• **Aim of the exercise**: Collect the lines of the entries where "Jean" shows up.

Collected data entries:
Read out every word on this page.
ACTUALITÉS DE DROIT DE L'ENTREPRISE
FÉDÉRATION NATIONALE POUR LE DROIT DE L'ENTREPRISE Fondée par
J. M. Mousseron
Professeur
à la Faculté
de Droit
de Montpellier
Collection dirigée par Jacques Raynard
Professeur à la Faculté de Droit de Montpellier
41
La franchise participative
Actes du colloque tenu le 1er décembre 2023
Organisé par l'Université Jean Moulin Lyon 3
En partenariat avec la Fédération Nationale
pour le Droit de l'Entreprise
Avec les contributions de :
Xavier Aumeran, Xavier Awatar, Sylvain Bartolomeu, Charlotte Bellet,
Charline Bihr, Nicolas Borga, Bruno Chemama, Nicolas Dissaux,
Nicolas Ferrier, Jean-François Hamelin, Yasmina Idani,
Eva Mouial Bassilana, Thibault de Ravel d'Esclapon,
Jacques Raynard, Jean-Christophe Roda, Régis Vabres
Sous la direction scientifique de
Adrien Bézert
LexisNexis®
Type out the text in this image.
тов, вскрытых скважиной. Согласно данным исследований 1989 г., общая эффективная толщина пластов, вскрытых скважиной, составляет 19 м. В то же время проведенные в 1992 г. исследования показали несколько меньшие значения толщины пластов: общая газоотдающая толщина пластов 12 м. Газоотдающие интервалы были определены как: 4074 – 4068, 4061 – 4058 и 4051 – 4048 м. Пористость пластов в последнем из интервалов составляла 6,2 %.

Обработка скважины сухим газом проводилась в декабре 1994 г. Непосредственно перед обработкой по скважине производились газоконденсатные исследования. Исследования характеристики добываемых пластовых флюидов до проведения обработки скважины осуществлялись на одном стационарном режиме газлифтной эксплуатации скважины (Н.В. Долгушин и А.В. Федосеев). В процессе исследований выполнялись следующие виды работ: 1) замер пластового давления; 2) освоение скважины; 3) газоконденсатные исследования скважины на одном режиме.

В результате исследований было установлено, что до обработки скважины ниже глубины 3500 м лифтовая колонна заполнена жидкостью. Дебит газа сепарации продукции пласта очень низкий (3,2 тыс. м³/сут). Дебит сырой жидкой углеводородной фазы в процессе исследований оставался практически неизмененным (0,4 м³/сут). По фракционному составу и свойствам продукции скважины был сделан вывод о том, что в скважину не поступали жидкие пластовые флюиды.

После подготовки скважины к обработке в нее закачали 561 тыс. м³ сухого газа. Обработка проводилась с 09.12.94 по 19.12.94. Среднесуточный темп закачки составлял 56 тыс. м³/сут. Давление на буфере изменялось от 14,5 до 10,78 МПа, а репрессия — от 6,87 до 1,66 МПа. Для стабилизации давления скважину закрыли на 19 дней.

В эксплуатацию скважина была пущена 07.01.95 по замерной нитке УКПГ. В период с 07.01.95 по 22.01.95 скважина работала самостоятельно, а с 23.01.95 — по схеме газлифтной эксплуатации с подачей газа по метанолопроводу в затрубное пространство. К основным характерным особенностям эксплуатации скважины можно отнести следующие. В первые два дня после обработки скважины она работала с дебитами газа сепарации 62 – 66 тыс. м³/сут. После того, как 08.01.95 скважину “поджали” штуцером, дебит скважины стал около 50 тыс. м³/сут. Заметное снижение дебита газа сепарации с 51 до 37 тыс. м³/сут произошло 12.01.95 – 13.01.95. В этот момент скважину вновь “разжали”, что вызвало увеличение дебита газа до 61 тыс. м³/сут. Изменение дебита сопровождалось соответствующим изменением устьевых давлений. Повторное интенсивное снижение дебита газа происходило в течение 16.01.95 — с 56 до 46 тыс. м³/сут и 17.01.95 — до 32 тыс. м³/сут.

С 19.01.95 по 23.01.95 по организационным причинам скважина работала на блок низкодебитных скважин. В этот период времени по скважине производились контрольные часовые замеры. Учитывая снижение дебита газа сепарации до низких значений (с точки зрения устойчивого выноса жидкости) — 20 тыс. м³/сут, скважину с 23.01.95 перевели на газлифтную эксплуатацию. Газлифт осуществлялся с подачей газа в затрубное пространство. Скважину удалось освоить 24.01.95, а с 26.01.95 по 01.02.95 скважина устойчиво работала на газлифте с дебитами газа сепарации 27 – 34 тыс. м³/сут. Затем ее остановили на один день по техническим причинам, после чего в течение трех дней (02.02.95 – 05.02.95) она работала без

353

• **Output of the task**:
Organisé par l'Université Jean Moulin Lyon 3
Nicolas Ferrier, Jean-François Hamelin, Yasmina Idani,
Jacques Raynard, Jean-Christophe Roda, Régis Vabres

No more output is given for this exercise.